• [Aufgabenbeschreibung] Gib aus der Parfumrezension unten den Abschnitt zwischen „Zwei Düfte stehen“ und „die Nase klemme.“ zurück, beide Stellen eingeschlossen und wortgetreu.

• [Ausgangstext]
====
Orientalische Träume: Vaninight & Verticaloud von Hermetica Paris …

… bilden den Abschluss unserer Rezensionsreihe zu den „Franzosen“, hinter denen sich Clara und John Molloy verbergen – wir kennen sie schon von MEMO und FLORAÏKU. Das war mal ein Marathon, oder? Aufmerksamen Leser*innen wird es nicht entgangen sein, dass Hermetica Paris uns schon eine ganze Weile hier beschäftigen, ist ihre Kollektion, mit der sie gestartet sind, doch keine kleine – hier erneut ein (hoffentlich nur vorerst) letztes Mal meine gesammelten Werke zum Thema:

Zwei Düfte stehen noch aus hinsichtlich einer näheren „Betrachtung“, und zwar Vaninight und Verticaloud, die ich mir heute stellvertretend für Euch unter die Nase klemme.

https://www.pexels.com/photo/photo-of-dessert-during-dawn-3889894/

Mein bisheriger Liebling ist, ziemlich unerwartet und überraschend, der gestrige Spiceair, eine Hommage an die Hauptstadt der Briten, an London. Hatte ich eigentlich einen grünen Duft erwartet, vielleicht mit ein wenig aquatischem Geklimper und/oder zitrischen Akzenten, offenbarte Spiceair ein gänzlich anderes Naturell: langfloriges, strahlend dunkelgrünes Moos, von Regen benetzt, und eine überaus reizvolle, „versteckte“ Zimtnote, die an warme Haut erinnert. Sehr sehr schön, meine Lieben – bei mir ist er gleich in den Dauertest gegangen. Mein zweiter Favorit war ebenfalls gestern an der Reihe – Sandalsun, ein moderner und „gemäßigter“ Unisex-Gourmandduft mit einer gar deliziösen Haselnussnote auf Vanillecreme. Liebling Nummer 3 ist ebenfalls ein Gourmand – Amberise, der helle honiggeküsste Ambraduft, hat sich in mein Herz geschlichen auf leisen, aber prägnanten Duftsohlen.
====
(Auflistungen der Elementbereiche)

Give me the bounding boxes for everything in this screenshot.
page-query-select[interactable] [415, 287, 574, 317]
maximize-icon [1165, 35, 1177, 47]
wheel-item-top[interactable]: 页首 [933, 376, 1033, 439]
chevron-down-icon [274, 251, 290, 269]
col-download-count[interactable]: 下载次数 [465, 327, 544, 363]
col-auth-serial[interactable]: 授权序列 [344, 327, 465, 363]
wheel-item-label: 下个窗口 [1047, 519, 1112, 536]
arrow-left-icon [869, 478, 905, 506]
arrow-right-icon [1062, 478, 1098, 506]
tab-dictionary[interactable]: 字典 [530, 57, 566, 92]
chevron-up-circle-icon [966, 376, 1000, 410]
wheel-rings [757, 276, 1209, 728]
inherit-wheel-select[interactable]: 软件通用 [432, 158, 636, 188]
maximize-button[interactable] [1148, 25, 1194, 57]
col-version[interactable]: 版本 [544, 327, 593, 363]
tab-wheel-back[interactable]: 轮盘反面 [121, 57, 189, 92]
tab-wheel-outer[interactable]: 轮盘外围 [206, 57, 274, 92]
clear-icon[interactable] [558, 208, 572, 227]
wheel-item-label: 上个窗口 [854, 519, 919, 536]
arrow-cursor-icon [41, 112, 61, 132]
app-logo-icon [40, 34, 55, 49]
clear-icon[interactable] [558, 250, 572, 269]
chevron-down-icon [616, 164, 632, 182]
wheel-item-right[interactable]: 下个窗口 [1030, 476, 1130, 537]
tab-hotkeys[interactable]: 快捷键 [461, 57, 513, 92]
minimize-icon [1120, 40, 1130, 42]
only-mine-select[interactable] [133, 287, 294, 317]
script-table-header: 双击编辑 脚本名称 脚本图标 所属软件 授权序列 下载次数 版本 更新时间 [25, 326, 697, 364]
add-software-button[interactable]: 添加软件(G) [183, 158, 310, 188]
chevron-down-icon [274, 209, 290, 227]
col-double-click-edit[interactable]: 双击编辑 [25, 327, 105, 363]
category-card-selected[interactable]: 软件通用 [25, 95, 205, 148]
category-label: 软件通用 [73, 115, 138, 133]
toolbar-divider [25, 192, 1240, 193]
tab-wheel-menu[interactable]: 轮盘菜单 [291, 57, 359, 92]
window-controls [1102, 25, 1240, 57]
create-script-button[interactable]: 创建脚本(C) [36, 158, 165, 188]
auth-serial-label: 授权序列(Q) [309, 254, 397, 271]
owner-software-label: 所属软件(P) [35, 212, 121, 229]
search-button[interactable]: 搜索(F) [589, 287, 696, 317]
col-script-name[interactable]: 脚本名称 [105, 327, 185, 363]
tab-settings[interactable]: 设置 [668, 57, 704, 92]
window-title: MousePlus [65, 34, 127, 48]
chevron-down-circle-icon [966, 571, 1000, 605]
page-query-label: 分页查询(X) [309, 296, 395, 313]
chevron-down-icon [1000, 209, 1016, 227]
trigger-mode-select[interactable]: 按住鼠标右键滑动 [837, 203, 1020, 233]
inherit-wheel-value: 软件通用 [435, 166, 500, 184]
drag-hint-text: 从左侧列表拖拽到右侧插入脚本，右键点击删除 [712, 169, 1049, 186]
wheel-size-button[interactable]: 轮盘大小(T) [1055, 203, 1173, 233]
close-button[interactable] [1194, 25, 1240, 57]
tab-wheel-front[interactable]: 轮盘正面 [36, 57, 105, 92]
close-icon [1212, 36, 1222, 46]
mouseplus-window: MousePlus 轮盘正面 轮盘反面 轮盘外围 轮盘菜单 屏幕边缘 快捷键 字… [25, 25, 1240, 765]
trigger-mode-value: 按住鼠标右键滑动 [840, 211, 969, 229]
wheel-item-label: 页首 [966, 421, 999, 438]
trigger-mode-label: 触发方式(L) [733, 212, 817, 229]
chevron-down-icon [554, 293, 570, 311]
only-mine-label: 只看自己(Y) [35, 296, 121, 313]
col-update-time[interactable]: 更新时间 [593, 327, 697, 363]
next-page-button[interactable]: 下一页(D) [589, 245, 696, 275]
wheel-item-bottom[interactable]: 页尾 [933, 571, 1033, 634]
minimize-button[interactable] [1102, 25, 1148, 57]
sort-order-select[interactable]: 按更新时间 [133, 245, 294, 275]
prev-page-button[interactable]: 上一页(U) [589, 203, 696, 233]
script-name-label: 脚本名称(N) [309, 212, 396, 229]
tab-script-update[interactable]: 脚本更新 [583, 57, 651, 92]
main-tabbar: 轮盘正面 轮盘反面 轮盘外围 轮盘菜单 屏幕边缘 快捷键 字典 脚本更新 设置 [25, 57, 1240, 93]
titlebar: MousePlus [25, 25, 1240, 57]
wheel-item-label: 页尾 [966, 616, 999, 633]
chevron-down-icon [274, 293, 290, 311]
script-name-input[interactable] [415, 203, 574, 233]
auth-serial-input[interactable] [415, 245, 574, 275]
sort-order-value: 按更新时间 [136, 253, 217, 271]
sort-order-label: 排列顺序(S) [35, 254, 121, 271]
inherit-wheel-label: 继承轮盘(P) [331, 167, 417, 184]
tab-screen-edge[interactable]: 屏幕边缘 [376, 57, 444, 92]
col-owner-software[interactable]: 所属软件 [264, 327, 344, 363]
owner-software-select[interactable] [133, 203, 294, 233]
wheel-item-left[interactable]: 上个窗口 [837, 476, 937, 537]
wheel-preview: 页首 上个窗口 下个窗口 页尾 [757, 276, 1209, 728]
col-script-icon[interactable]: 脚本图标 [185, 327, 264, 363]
====
• [Übungsergebnis]
Zwei Düfte stehen noch aus hinsichtlich einer näheren „Betrachtung“, und zwar Vaninight und Verticaloud, die ich mir heute stellvertretend für Euch unter die Nase klemme.